## start Dataset

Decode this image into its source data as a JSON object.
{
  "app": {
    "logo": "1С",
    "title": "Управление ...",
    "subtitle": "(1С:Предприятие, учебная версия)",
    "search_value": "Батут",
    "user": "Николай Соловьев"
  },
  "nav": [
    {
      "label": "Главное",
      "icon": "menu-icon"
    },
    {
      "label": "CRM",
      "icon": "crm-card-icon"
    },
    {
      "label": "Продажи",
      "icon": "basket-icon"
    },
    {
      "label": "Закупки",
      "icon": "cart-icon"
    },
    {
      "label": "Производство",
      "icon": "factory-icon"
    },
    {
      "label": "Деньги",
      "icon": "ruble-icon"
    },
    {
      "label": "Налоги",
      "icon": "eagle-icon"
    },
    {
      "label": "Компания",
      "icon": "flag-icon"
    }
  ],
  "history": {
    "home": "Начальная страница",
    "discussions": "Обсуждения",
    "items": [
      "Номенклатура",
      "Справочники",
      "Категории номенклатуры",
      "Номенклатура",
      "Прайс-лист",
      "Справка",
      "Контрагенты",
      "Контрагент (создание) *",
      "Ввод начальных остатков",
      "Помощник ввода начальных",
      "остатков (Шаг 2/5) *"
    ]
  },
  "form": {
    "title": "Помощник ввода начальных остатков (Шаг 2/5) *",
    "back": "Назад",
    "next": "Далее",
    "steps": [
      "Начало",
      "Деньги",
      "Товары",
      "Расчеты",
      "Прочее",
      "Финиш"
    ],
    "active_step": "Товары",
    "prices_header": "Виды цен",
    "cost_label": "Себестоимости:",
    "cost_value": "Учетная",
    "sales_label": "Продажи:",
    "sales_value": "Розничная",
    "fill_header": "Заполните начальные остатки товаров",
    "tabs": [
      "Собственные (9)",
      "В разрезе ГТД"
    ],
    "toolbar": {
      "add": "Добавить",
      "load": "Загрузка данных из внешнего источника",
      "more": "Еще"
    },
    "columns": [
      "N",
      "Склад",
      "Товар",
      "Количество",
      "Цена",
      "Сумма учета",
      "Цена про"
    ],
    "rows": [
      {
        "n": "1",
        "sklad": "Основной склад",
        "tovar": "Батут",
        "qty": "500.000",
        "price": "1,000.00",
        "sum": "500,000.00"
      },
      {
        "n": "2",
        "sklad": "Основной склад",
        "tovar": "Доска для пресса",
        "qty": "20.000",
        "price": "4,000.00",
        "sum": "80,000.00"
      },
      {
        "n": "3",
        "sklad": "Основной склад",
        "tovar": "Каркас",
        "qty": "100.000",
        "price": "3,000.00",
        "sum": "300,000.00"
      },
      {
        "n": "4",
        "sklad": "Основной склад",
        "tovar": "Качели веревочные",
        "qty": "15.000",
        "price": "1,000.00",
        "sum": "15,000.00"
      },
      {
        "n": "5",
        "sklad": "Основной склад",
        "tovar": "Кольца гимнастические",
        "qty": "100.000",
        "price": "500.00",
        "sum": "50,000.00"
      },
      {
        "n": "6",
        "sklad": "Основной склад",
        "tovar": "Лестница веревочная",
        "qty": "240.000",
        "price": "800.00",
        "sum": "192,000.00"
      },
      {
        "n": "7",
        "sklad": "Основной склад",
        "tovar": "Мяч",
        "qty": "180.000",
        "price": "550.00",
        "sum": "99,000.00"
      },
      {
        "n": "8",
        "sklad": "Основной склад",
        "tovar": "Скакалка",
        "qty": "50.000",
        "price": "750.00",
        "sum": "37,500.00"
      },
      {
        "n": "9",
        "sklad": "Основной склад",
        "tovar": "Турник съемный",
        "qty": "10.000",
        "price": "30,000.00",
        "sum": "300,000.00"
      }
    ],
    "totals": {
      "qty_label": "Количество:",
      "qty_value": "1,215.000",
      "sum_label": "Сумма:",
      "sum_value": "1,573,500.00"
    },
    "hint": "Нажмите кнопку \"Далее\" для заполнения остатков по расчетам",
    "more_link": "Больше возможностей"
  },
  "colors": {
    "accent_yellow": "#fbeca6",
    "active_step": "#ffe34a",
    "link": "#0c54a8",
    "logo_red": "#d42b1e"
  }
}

## end Dataset

Extract the listing in its entirety, matching it exactly.

▸ Final answer
Decode this image into its source data as a JSON object.
{
  "app": {
    "logo": "1С",
    "title": "Управление ...",
    "subtitle": "(1С:Предприятие, учебная версия)",
    "search_value": "Батут",
    "user": "Николай Соловьев"
  },
  "nav": [
    {
      "label": "Главное",
      "icon": "menu-icon"
    },
    {
      "label": "CRM",
      "icon": "crm-card-icon"
    },
    {
      "label": "Продажи",
      "icon": "basket-icon"
    },
    {
      "label": "Закупки",
      "icon": "cart-icon"
    },
    {
      "label": "Производство",
      "icon": "factory-icon"
    },
    {
      "label": "Деньги",
      "icon": "ruble-icon"
    },
    {
      "label": "Налоги",
      "icon": "eagle-icon"
    },
    {
      "label": "Компания",
      "icon": "flag-icon"
    }
  ],
  "history": {
    "home": "Начальная страница",
    "discussions": "Обсуждения",
    "items": [
      "Номенклатура",
      "Справочники",
      "Категории номенклатуры",
      "Номенклатура",
      "Прайс-лист",
      "Справка",
      "Контрагенты",
      "Контрагент (создание) *",
      "Ввод начальных остатков",
      "Помощник ввода начальных",
      "остатков (Шаг 2/5) *"
    ]
  },
  "form": {
    "title": "Помощник ввода начальных остатков (Шаг 2/5) *",
    "back": "Назад",
    "next": "Далее",
    "steps": [
      "Начало",
      "Деньги",
      "Товары",
      "Расчеты",
      "Прочее",
      "Финиш"
    ],
    "active_step": "Товары",
    "prices_header": "Виды цен",
    "cost_label": "Себестоимости:",
    "cost_value": "Учетная",
    "sales_label": "Продажи:",
    "sales_value": "Розничная",
    "fill_header": "Заполните начальные остатки товаров",
    "tabs": [
      "Собственные (9)",
      "В разрезе ГТД"
    ],
    "toolbar": {
      "add": "Добавить",
      "load": "Загрузка данных из внешнего источника",
      "more": "Еще"
    },
    "columns": [
      "N",
      "Склад",
      "Товар",
      "Количество",
      "Цена",
      "Сумма учета",
      "Цена про"
    ],
    "rows": [
      {
        "n": "1",
        "sklad": "Основной склад",
        "tovar": "Батут",
        "qty": "500.000",
        "price": "1,000.00",
        "sum": "500,000.00"
      },
      {
        "n": "2",
        "sklad": "Основной склад",
        "tovar": "Доска для пресса",
        "qty": "20.000",
        "price": "4,000.00",
        "sum": "80,000.00"
      },
      {
        "n": "3",
        "sklad": "Основной склад",
        "tovar": "Каркас",
        "qty": "100.000",
        "price": "3,000.00",
        "sum": "300,000.00"
      },
      {
        "n": "4",
        "sklad": "Основной склад",
        "tovar": "Качели веревочные",
        "qty": "15.000",
        "price": "1,000.00",
        "sum": "15,000.00"
      },
      {
        "n": "5",
        "sklad": "Основной склад",
        "tovar": "Кольца гимнастические",
        "qty": "100.000",
        "price": "500.00",
        "sum": "50,000.00"
      },
      {
        "n": "6",
        "sklad": "Основной склад",
        "tovar": "Лестница веревочная",
        "qty": "240.000",
        "price": "800.00",
        "sum": "192,000.00"
      },
      {
        "n": "7",
        "sklad": "Основной склад",
        "tovar": "Мяч",
        "qty": "180.000",
        "price": "550.00",
        "sum": "99,000.00"
      },
      {
        "n": "8",
        "sklad": "Основной склад",
        "tovar": "Скакалка",
        "qty": "50.000",
        "price": "750.00",
        "sum": "37,500.00"
      },
      {
        "n": "9",
        "sklad": "Основной склад",
        "tovar": "Турник съемный",
        "qty": "10.000",
        "price": "30,000.00",
        "sum": "300,000.00"
      }
    ],
    "totals": {
      "qty_label": "Количество:",
      "qty_value": "1,215.000",
      "sum_label": "Сумма:",
      "sum_value": "1,573,500.00"
    },
    "hint": "Нажмите кнопку \"Далее\" для заполнения остатков по расчетам",
    "more_link": "Больше возможностей"
  },
  "colors": {
    "accent_yellow": "#fbeca6",
    "active_step": "#ffe34a",
    "link": "#0c54a8",
    "logo_red": "#d42b1e"
  }
}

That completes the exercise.